▼

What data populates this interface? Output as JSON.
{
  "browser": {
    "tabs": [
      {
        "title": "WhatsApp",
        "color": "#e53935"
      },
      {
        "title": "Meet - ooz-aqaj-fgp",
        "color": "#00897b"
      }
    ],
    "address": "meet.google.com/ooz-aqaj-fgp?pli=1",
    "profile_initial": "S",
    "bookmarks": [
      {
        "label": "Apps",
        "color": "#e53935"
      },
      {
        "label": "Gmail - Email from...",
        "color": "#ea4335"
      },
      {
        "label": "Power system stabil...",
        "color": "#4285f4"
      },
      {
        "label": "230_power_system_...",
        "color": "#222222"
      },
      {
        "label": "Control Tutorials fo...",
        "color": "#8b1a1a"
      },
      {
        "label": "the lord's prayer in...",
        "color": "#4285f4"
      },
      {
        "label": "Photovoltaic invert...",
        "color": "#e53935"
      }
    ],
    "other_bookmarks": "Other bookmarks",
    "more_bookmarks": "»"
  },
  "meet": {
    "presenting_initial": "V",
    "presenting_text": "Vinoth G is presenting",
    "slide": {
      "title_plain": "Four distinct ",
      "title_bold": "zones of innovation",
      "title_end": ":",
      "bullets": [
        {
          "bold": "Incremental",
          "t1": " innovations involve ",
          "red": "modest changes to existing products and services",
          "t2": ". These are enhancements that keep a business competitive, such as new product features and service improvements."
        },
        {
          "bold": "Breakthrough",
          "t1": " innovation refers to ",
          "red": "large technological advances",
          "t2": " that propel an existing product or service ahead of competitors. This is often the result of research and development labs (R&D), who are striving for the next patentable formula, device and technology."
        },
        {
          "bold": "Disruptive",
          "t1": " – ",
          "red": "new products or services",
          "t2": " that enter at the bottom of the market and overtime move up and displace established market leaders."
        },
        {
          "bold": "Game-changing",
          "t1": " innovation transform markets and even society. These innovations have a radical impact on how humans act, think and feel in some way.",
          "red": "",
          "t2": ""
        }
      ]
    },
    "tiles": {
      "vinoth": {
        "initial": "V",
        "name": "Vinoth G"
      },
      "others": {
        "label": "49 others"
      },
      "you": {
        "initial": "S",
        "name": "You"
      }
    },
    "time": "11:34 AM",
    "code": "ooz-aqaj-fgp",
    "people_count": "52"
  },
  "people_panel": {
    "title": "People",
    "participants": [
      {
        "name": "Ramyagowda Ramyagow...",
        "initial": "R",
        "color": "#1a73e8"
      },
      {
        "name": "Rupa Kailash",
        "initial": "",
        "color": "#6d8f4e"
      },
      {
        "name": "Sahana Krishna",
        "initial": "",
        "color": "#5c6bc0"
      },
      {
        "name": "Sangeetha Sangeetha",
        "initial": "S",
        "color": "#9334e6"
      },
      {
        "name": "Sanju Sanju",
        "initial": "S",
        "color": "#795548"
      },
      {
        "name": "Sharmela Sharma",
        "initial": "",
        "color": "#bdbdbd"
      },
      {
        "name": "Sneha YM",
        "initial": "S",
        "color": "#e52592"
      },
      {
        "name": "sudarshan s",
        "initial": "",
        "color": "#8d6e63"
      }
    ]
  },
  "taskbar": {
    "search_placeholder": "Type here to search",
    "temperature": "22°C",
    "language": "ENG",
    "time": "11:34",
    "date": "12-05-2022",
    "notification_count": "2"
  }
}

▲

(Exercise directions) Transcribe the material above in its entirety. Match it exactly.

(Solution below)
What data populates this interface? Output as JSON.
{
  "browser": {
    "tabs": [
      {
        "title": "WhatsApp",
        "color": "#e53935"
      },
      {
        "title": "Meet - ooz-aqaj-fgp",
        "color": "#00897b"
      }
    ],
    "address": "meet.google.com/ooz-aqaj-fgp?pli=1",
    "profile_initial": "S",
    "bookmarks": [
      {
        "label": "Apps",
        "color": "#e53935"
      },
      {
        "label": "Gmail - Email from...",
        "color": "#ea4335"
      },
      {
        "label": "Power system stabil...",
        "color": "#4285f4"
      },
      {
        "label": "230_power_system_...",
        "color": "#222222"
      },
      {
        "label": "Control Tutorials fo...",
        "color": "#8b1a1a"
      },
      {
        "label": "the lord's prayer in...",
        "color": "#4285f4"
      },
      {
        "label": "Photovoltaic invert...",
        "color": "#e53935"
      }
    ],
    "other_bookmarks": "Other bookmarks",
    "more_bookmarks": "»"
  },
  "meet": {
    "presenting_initial": "V",
    "presenting_text": "Vinoth G is presenting",
    "slide": {
      "title_plain": "Four distinct ",
      "title_bold": "zones of innovation",
      "title_end": ":",
      "bullets": [
        {
          "bold": "Incremental",
          "t1": " innovations involve ",
          "red": "modest changes to existing products and services",
          "t2": ". These are enhancements that keep a business competitive, such as new product features and service improvements."
        },
        {
          "bold": "Breakthrough",
          "t1": " innovation refers to ",
          "red": "large technological advances",
          "t2": " that propel an existing product or service ahead of competitors. This is often the result of research and development labs (R&D), who are striving for the next patentable formula, device and technology."
        },
        {
          "bold": "Disruptive",
          "t1": " – ",
          "red": "new products or services",
          "t2": " that enter at the bottom of the market and overtime move up and displace established market leaders."
        },
        {
          "bold": "Game-changing",
          "t1": " innovation transform markets and even society. These innovations have a radical impact on how humans act, think and feel in some way.",
          "red": "",
          "t2": ""
        }
      ]
    },
    "tiles": {
      "vinoth": {
        "initial": "V",
        "name": "Vinoth G"
      },
      "others": {
        "label": "49 others"
      },
      "you": {
        "initial": "S",
        "name": "You"
      }
    },
    "time": "11:34 AM",
    "code": "ooz-aqaj-fgp",
    "people_count": "52"
  },
  "people_panel": {
    "title": "People",
    "participants": [
      {
        "name": "Ramyagowda Ramyagow...",
        "initial": "R",
        "color": "#1a73e8"
      },
      {
        "name": "Rupa Kailash",
        "initial": "",
        "color": "#6d8f4e"
      },
      {
        "name": "Sahana Krishna",
        "initial": "",
        "color": "#5c6bc0"
      },
      {
        "name": "Sangeetha Sangeetha",
        "initial": "S",
        "color": "#9334e6"
      },
      {
        "name": "Sanju Sanju",
        "initial": "S",
        "color": "#795548"
      },
      {
        "name": "Sharmela Sharma",
        "initial": "",
        "color": "#bdbdbd"
      },
      {
        "name": "Sneha YM",
        "initial": "S",
        "color": "#e52592"
      },
      {
        "name": "sudarshan s",
        "initial": "",
        "color": "#8d6e63"
      }
    ]
  },
  "taskbar": {
    "search_placeholder": "Type here to search",
    "temperature": "22°C",
    "language": "ENG",
    "time": "11:34",
    "date": "12-05-2022",
    "notification_count": "2"
  }
}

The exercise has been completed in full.